YOUR ASSIGNMENT – In the entries below, find every line with "Mean" and copy it.

Excerpts from a figure dataset
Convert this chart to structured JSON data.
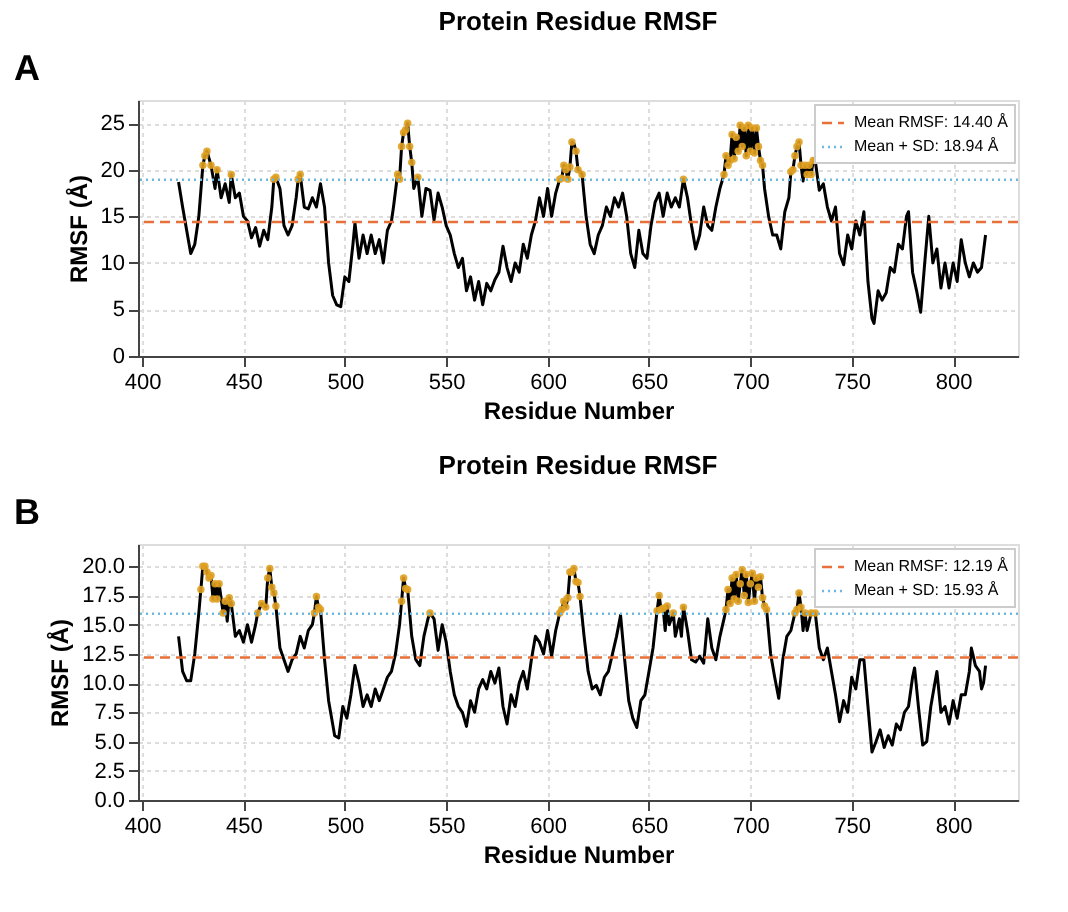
{
  "chart_data": [
    {
      "type": "line",
      "title": "Protein Residue RMSF",
      "xlabel": "Residue Number",
      "ylabel": "RMSF (Å)",
      "annotations": [
        "A"
      ],
      "xlim": [
        398,
        832
      ],
      "xticks": [
        400,
        450,
        500,
        550,
        600,
        650,
        700,
        750,
        800
      ],
      "ylim": [
        0,
        27.5
      ],
      "yticks": [
        0,
        5,
        10,
        15,
        20,
        25
      ],
      "grid": true,
      "legend": "top right",
      "series": [
        {
          "type": "line",
          "color": "#000000",
          "x": [
            418,
            420,
            422,
            424,
            426,
            428,
            430,
            431,
            432,
            434,
            436,
            437,
            439,
            441,
            443,
            444,
            446,
            448,
            450,
            452,
            454,
            456,
            458,
            460,
            462,
            464,
            465,
            466,
            468,
            470,
            472,
            474,
            476,
            477,
            478,
            480,
            482,
            484,
            486,
            488,
            490,
            492,
            494,
            496,
            498,
            500,
            502,
            504,
            505,
            507,
            509,
            511,
            513,
            515,
            517,
            519,
            521,
            523,
            524,
            526,
            527,
            528,
            529,
            530,
            531,
            532,
            533,
            534,
            536,
            538,
            540,
            542,
            544,
            546,
            548,
            550,
            552,
            554,
            556,
            558,
            560,
            562,
            564,
            566,
            568,
            570,
            572,
            574,
            576,
            578,
            580,
            582,
            584,
            586,
            588,
            590,
            592,
            594,
            596,
            598,
            600,
            602,
            604,
            606,
            607,
            608,
            609,
            610,
            611,
            612,
            613,
            614,
            615,
            616,
            617,
            619,
            621,
            623,
            625,
            627,
            629,
            631,
            633,
            635,
            637,
            639,
            641,
            643,
            645,
            647,
            649,
            651,
            653,
            655,
            657,
            659,
            661,
            663,
            665,
            667,
            669,
            671,
            673,
            675,
            677,
            679,
            681,
            683,
            685,
            687,
            688,
            689,
            690,
            691,
            692,
            693,
            694,
            695,
            696,
            697,
            698,
            699,
            700,
            701,
            702,
            703,
            704,
            705,
            706,
            707,
            709,
            711,
            713,
            715,
            717,
            719,
            720,
            721,
            722,
            723,
            724,
            725,
            726,
            727,
            728,
            729,
            730,
            731,
            732,
            734,
            736,
            738,
            740,
            742,
            744,
            746,
            748,
            750,
            752,
            754,
            756,
            758,
            760,
            761,
            763,
            765,
            767,
            769,
            771,
            773,
            775,
            777,
            778,
            780,
            782,
            784,
            786,
            788,
            790,
            792,
            794,
            796,
            798,
            800,
            802,
            804,
            806,
            808,
            810,
            812,
            814,
            816
          ],
          "values": [
            18.7,
            16,
            13.5,
            11,
            12,
            15,
            20.5,
            21.5,
            22,
            20.5,
            18,
            20,
            17,
            18.5,
            16.5,
            19.5,
            17,
            17.5,
            15,
            14.5,
            12.7,
            13.8,
            11.8,
            13.5,
            12.5,
            16,
            19,
            19.2,
            18,
            14,
            13,
            14,
            17,
            19,
            19.5,
            16,
            15.8,
            17,
            16,
            18.5,
            16,
            10,
            6.5,
            5.5,
            5.3,
            8.5,
            8,
            12,
            14.3,
            10.5,
            13,
            11,
            13,
            11,
            12.5,
            10,
            13.5,
            14.5,
            16,
            19.5,
            19,
            22.5,
            24,
            24.3,
            25,
            22.5,
            20.8,
            18,
            19.2,
            15,
            18,
            17.8,
            14.6,
            17.5,
            16,
            14,
            13,
            11,
            9.5,
            10.5,
            7,
            8.5,
            6,
            8,
            5.5,
            7.8,
            7,
            8.2,
            9,
            11.8,
            9.5,
            8,
            10,
            9,
            12,
            10.5,
            13,
            14.5,
            17,
            15,
            18,
            15,
            17.5,
            19,
            19.1,
            20.5,
            20,
            19,
            20.3,
            23,
            22.8,
            22,
            20,
            19.8,
            19.5,
            15,
            12,
            11,
            13,
            14,
            16,
            15,
            17,
            16,
            17.5,
            15,
            11,
            9.5,
            13.5,
            11,
            10.5,
            14,
            16.5,
            17.5,
            15,
            17.5,
            16,
            17,
            16,
            19,
            17,
            14,
            11.5,
            13,
            16,
            14,
            13.5,
            16,
            18,
            19.5,
            21.5,
            20.5,
            21,
            23.8,
            21.2,
            23.5,
            22,
            24.8,
            22.5,
            24.5,
            21.5,
            24.8,
            22,
            24.5,
            21.8,
            24.5,
            22.5,
            21,
            20.5,
            18,
            15,
            13,
            13,
            11.5,
            15.5,
            17,
            19.8,
            20,
            21.5,
            22.5,
            23,
            20.5,
            18.8,
            20.5,
            19.5,
            20.5,
            19.5,
            21,
            21,
            17.8,
            18.5,
            16,
            14.5,
            16,
            11,
            9.8,
            13,
            11.5,
            14.5,
            13,
            15.5,
            8,
            4,
            3.5,
            7,
            6,
            6.8,
            9.5,
            9,
            12,
            11.5,
            15,
            15.5,
            9,
            7,
            4.7,
            10,
            15,
            10,
            11.5,
            7.3,
            10,
            7.3,
            10,
            8,
            12.5,
            10,
            8.5,
            10,
            9,
            9.5,
            13
          ]
        },
        {
          "type": "scatter",
          "color": "#e0a020",
          "marker": "circle",
          "x": [
            430,
            431,
            432,
            434,
            437,
            444,
            465,
            466,
            477,
            478,
            526,
            527,
            528,
            529,
            530,
            531,
            532,
            533,
            536,
            606,
            607,
            608,
            609,
            610,
            611,
            612,
            614,
            615,
            617,
            667,
            687,
            688,
            689,
            690,
            691,
            692,
            693,
            694,
            695,
            696,
            697,
            698,
            699,
            700,
            701,
            702,
            703,
            704,
            705,
            706,
            720,
            721,
            722,
            723,
            724,
            725,
            727,
            728,
            729,
            730,
            731,
            732
          ],
          "values": [
            20.5,
            21.5,
            22,
            20.5,
            20,
            19.5,
            19,
            19.2,
            19,
            19.5,
            19.5,
            19,
            22.5,
            24,
            24.3,
            25,
            22.5,
            20.8,
            19.2,
            19,
            19.1,
            20.5,
            20,
            19,
            20.3,
            23,
            22,
            20,
            19.5,
            19,
            19.5,
            21.5,
            20.5,
            21,
            23.8,
            21.2,
            23.5,
            22,
            24.8,
            22.5,
            24.5,
            21.5,
            24.8,
            22,
            24.5,
            21.8,
            24.5,
            22.5,
            21,
            20.5,
            19.8,
            20,
            21.5,
            22.5,
            23,
            20.5,
            20.5,
            19.5,
            20.5,
            19.5,
            21,
            21
          ]
        }
      ],
      "ref_lines": [
        {
          "axis": "y",
          "value": 14.4,
          "label": "Mean RMSF: 14.40 Å",
          "color": "#e8703a",
          "line_style": "dashed"
        },
        {
          "axis": "y",
          "value": 18.94,
          "label": "Mean + SD: 18.94 Å",
          "color": "#6bb8e0",
          "line_style": "dotted"
        }
      ]
    },
    {
      "type": "line",
      "title": "Protein Residue RMSF",
      "xlabel": "Residue Number",
      "ylabel": "RMSF (Å)",
      "annotations": [
        "B"
      ],
      "xlim": [
        398,
        832
      ],
      "xticks": [
        400,
        450,
        500,
        550,
        600,
        650,
        700,
        750,
        800
      ],
      "ylim": [
        0,
        21.9
      ],
      "yticks": [
        {
          "value": 0,
          "label": "0.0"
        },
        {
          "value": 2.5,
          "label": "2.5"
        },
        {
          "value": 5,
          "label": "5.0"
        },
        {
          "value": 7.5,
          "label": "7.5"
        },
        {
          "value": 10,
          "label": "10.0"
        },
        {
          "value": 12.5,
          "label": "12.5"
        },
        {
          "value": 15,
          "label": "15.0"
        },
        {
          "value": 17.5,
          "label": "17.5"
        },
        {
          "value": 20,
          "label": "20.0"
        }
      ],
      "grid": true,
      "legend": "top right",
      "series": [
        {
          "type": "line",
          "color": "#000000",
          "x": [
            418,
            420,
            422,
            424,
            426,
            428,
            429,
            430,
            431,
            432,
            433,
            434,
            435,
            436,
            437,
            438,
            440,
            441,
            442,
            443,
            444,
            446,
            448,
            450,
            452,
            454,
            456,
            457,
            459,
            461,
            462,
            463,
            464,
            465,
            466,
            468,
            470,
            472,
            474,
            476,
            478,
            480,
            482,
            484,
            485,
            486,
            487,
            488,
            490,
            492,
            494,
            495,
            497,
            499,
            501,
            503,
            505,
            507,
            509,
            511,
            513,
            515,
            517,
            519,
            521,
            523,
            525,
            527,
            528,
            529,
            530,
            531,
            533,
            535,
            537,
            539,
            541,
            542,
            544,
            546,
            548,
            550,
            552,
            554,
            556,
            558,
            560,
            562,
            564,
            566,
            568,
            570,
            572,
            574,
            576,
            578,
            580,
            582,
            584,
            586,
            588,
            590,
            592,
            594,
            596,
            598,
            600,
            602,
            604,
            606,
            607,
            608,
            609,
            610,
            611,
            612,
            613,
            614,
            615,
            616,
            618,
            620,
            622,
            624,
            626,
            628,
            630,
            632,
            634,
            636,
            638,
            640,
            642,
            644,
            646,
            648,
            650,
            652,
            654,
            655,
            656,
            657,
            658,
            659,
            660,
            662,
            663,
            665,
            666,
            667,
            669,
            671,
            673,
            675,
            677,
            679,
            681,
            683,
            685,
            687,
            688,
            689,
            690,
            691,
            692,
            693,
            694,
            695,
            696,
            697,
            698,
            699,
            700,
            701,
            702,
            703,
            704,
            705,
            706,
            707,
            708,
            710,
            712,
            714,
            716,
            718,
            720,
            722,
            723,
            724,
            725,
            726,
            727,
            728,
            730,
            732,
            734,
            736,
            738,
            740,
            742,
            744,
            746,
            748,
            750,
            752,
            754,
            756,
            758,
            760,
            762,
            764,
            766,
            768,
            770,
            772,
            774,
            776,
            778,
            780,
            781,
            783,
            785,
            787,
            789,
            791,
            792,
            794,
            796,
            798,
            800,
            802,
            804,
            806,
            808,
            809,
            811,
            813,
            814,
            815,
            816
          ],
          "values": [
            14,
            11,
            10.2,
            10.2,
            12.5,
            16,
            18,
            20,
            20,
            19.5,
            19,
            19.2,
            17.2,
            18.5,
            17.2,
            18.5,
            16,
            17,
            15.3,
            17.3,
            16.8,
            14,
            14.5,
            13.5,
            15,
            13.5,
            15,
            16,
            16.8,
            16.5,
            19,
            19.8,
            18.2,
            17.7,
            16.6,
            13,
            12,
            11,
            12,
            12.5,
            14,
            13,
            14.5,
            15,
            16,
            17.4,
            16.5,
            16.3,
            12,
            8.5,
            6.5,
            5.5,
            5.3,
            8,
            7,
            9,
            11.5,
            10,
            8,
            9,
            8,
            9.5,
            8.5,
            9.5,
            10.5,
            11,
            12.5,
            15,
            17,
            19,
            18.1,
            18,
            14,
            12,
            11.5,
            14,
            15.5,
            16,
            15.5,
            12.8,
            15,
            13.5,
            11,
            9,
            8,
            7.5,
            6.3,
            8.5,
            7.5,
            9.5,
            10.3,
            9.5,
            11,
            10,
            11.3,
            8,
            6.5,
            9,
            8,
            10,
            11,
            9.5,
            12,
            14,
            13.5,
            12.5,
            14.5,
            12.3,
            14.5,
            16,
            16.3,
            17,
            16.5,
            17.3,
            19.5,
            19.5,
            19.8,
            18.7,
            18.6,
            17.4,
            14,
            11,
            9.5,
            9.8,
            9,
            10.5,
            11,
            12.5,
            14,
            15.8,
            12,
            8.5,
            7,
            6.2,
            8.5,
            9,
            11,
            13,
            16.2,
            17.5,
            16.3,
            16.4,
            14.5,
            16.6,
            15,
            16,
            14,
            15.5,
            14,
            16.5,
            14.5,
            12,
            11.8,
            12.3,
            11.7,
            15.5,
            13,
            12,
            14,
            15.5,
            16.3,
            18,
            16.8,
            19,
            17.2,
            19.3,
            17,
            18.5,
            19.7,
            17.5,
            19.3,
            16.9,
            18.5,
            19.4,
            17,
            19,
            18.2,
            19.1,
            17.3,
            16.6,
            16.3,
            12.5,
            10.5,
            8.7,
            12,
            14,
            14.5,
            16,
            16.3,
            17.7,
            16.5,
            14.5,
            16,
            14.5,
            16,
            16,
            13,
            12,
            13,
            11,
            9,
            6.7,
            8.5,
            7.5,
            10.5,
            9.5,
            12,
            12,
            8,
            4.1,
            5,
            6,
            4.5,
            5.5,
            4.7,
            6.5,
            6,
            7.5,
            8,
            10.5,
            11.3,
            7.8,
            4.7,
            5,
            8,
            10,
            11,
            7.5,
            8,
            6.5,
            8.5,
            7,
            9,
            9,
            11,
            13,
            11.5,
            11,
            9.5,
            10,
            11.5
          ]
        },
        {
          "type": "scatter",
          "color": "#e0a020",
          "marker": "circle",
          "x": [
            429,
            430,
            431,
            432,
            433,
            434,
            435,
            436,
            437,
            438,
            440,
            441,
            443,
            444,
            457,
            459,
            461,
            462,
            463,
            464,
            465,
            466,
            485,
            486,
            487,
            488,
            528,
            529,
            530,
            531,
            542,
            606,
            607,
            608,
            609,
            610,
            611,
            612,
            613,
            614,
            615,
            616,
            654,
            655,
            656,
            657,
            659,
            662,
            667,
            688,
            689,
            690,
            691,
            692,
            693,
            694,
            695,
            696,
            697,
            698,
            699,
            700,
            701,
            702,
            703,
            704,
            705,
            706,
            707,
            708,
            722,
            723,
            724,
            725,
            727,
            730,
            732
          ],
          "values": [
            18,
            20,
            20,
            19.5,
            19,
            19.2,
            17.2,
            18.5,
            17.2,
            18.5,
            16,
            17,
            17.3,
            16.8,
            16,
            16.8,
            16.5,
            19,
            19.8,
            18.2,
            17.7,
            16.6,
            16,
            17.4,
            16.5,
            16.3,
            17,
            19,
            18.1,
            18,
            16,
            16,
            16.3,
            17,
            16.5,
            17.3,
            19.5,
            19.5,
            19.8,
            18.7,
            18.6,
            17.4,
            16.2,
            17.5,
            16.3,
            16.4,
            16.6,
            16,
            16.5,
            16.3,
            18,
            16.8,
            19,
            17.2,
            19.3,
            17,
            18.5,
            19.7,
            17.5,
            19.3,
            16.9,
            18.5,
            19.4,
            17,
            19,
            18.2,
            19.1,
            17.3,
            16.6,
            16.3,
            16,
            16.3,
            17.7,
            16.5,
            16,
            16,
            16
          ]
        }
      ],
      "ref_lines": [
        {
          "axis": "y",
          "value": 12.19,
          "label": "Mean RMSF: 12.19 Å",
          "color": "#e8703a",
          "line_style": "dashed"
        },
        {
          "axis": "y",
          "value": 15.93,
          "label": "Mean + SD: 15.93 Å",
          "color": "#6bb8e0",
          "line_style": "dotted"
        }
      ]
    }
  ]
}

ANSWER AREA –
          "label": "Mean RMSF: 14.40 Å",
          "label": "Mean + SD: 18.94 Å",
          "label": "Mean RMSF: 12.19 Å",
          "label": "Mean + SD: 15.93 Å",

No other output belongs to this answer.